Given text
● ● ● ● ● ● ●
Energy in Malta describes energy production, consumption and import in Malta. Malta has no domestic resource of fossil fuels and no gas distribution network, and relies overwhelmingly on imports of fossil fuels and electricity to cover its energy needs. Since 2015, the Malta–Sicily interconnector allows Malta to be connected to the European power grid and import a significant share of its electricity.

At 4.9%, Malta had the lowest share of renewables as part of gross inland energy consumption in the EU in 2017.

The specific needs of Malta as an island state with regard to energy policy are recognised in EU law. In particular, Malta has unique automatic derogations from Articles 9 (unbundling of transmission systems and transmission system operators), 26 (unbundling of distribution system operators), 32 (third-party access) and 33 (market opening and reciprocity) of the Electricity Directive 2009/72/EC.

The energy intensity of Malta was 85.3 kg of oil equivalent per €1,000 of GDP 2017, which is relatively low compared to other EU countries.

Final energy consumption was 495 ktoe in 2017. Transport accounted for the largest share of this final energy consumption, at 209 ktoe, followed by services at 126 ktoe, households at 94 ktoe and industry at 57 ktoe.

Malta has a high proportion of petrol to diesel cars and a limited number of alternative fuel vehicles. In 2017, 68% of passenger cars were petrol cars, 32% diesel and 0.47% powered by alternative fuels.
● ● ● ● ● ● ●
Given records
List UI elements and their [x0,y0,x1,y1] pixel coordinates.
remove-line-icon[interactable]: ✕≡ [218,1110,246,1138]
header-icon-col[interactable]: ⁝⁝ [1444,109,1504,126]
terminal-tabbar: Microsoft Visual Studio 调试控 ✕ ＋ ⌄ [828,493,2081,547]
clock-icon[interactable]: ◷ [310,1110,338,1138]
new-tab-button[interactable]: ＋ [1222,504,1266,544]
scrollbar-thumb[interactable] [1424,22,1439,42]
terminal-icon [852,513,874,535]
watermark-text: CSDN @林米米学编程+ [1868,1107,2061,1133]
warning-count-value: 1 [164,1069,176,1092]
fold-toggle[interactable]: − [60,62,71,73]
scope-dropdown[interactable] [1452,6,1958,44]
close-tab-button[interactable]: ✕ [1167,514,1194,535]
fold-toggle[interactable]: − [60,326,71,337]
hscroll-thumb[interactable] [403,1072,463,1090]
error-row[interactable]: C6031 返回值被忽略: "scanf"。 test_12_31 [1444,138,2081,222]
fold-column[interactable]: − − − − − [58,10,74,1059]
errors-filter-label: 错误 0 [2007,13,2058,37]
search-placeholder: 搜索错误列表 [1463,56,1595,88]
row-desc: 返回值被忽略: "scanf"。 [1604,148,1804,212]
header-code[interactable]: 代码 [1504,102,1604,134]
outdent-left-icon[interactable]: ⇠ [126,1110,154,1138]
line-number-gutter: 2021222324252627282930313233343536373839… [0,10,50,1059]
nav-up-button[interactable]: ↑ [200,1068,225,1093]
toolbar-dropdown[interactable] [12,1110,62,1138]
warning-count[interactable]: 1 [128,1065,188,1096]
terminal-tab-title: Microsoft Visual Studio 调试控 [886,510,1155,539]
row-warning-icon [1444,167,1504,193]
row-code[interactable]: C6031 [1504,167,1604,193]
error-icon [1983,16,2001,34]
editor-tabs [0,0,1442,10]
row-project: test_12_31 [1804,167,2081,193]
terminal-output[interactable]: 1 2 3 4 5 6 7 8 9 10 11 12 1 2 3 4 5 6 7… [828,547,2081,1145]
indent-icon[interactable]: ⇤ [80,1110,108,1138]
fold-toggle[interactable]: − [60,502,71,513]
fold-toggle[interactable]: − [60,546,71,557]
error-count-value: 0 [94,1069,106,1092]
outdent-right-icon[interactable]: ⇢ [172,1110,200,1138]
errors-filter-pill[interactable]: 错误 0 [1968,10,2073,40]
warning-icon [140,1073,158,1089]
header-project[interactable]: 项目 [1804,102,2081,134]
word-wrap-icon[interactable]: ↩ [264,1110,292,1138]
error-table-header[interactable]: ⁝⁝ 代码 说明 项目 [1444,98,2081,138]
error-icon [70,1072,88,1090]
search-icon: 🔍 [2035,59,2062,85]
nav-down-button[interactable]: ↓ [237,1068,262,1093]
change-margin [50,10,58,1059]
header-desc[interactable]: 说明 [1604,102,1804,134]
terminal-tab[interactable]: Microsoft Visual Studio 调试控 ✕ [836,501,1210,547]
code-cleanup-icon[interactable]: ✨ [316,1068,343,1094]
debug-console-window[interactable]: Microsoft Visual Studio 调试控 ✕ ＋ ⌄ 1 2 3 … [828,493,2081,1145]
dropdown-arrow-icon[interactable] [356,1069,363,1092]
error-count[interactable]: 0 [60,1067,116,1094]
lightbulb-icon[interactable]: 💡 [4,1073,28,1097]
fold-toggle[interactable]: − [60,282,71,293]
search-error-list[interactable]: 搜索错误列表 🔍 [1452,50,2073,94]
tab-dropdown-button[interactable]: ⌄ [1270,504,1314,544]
● ● ● ● ● ● ●
Required action 1
According to the text on energy in Malta, which articles of the Electricity Directive 2009/72/EC grant Malta automatic derogations?
Required action 2
Answer these questions from the text on energy in Malta:
(a) Since what year has the Malta–Sicily interconnector connected Malta to the European power grid?
(b) What was Malta's final energy consumption in 2017?
(c) What percentage of passenger cars in Malta were diesel cars in 2017?
Required action 3
Write a continuation of the text on energy in Malta, starting from its last sentence.
The material has no connection to the text on energy in Malta.

Written response 1
- Article 9: unbundling of transmission systems and transmission system operators
- Article 26: unbundling of distribution system operators
- Article 32: third-party access
- Article 33: market opening and reciprocity

Written response 2
(a) 2015
(b) 495 ktoe
(c) 32%

Written response 3
Energy Overview Malta
|  | 2010 | 2011 | 2012 | 2013 | 2014 | 2015 | 2016 | 2017 |
| Gross Electricity Production (GWh) | 2.113 | 2.169 | 2.268 | 2.216 | 2.170 | 1.203 | 723 | 1.479 |
| Final Energy Consumption (ktoe) | 401 | 338 | 407 | 421 | 435 | 459 | 460 | 495 |
| Share of fossil fuels in gross available energy (%) | 99.8 | N/A |  |  |  | 95.2 | 93.7 | 96.1 |
| Overall Import Dependency (%) | 99.0 | 97.3 | 101.1 | 102.9 |

== Energy generation ==
As of 2017, most of the electricity generated in Malta was from natural gas, with oil as a backup. Natural gas has only been used for generation on Malta since CCGT systems were installed at Delimara Power Station in 2015, before which oil was the main fuel used. Oil has been the primary fuel for electricity generation for many decades before 2015, although Malta also possessed coal generation capacity from 1980 until 1996. Renewable energies have a small but growing share of the electricity generation mix.

Malta has four electricity plants operational and the total combined nominal installed capacity is 537.8 MW. The Malta–Sicily Interconnector, which has been in operation since April 2015, allows for an electricity link between the Maltese Islands and the Italian electricity market has bidirectional flow capacity of 200 MW. This is said to have increased Malta's energy security and supply flexibility.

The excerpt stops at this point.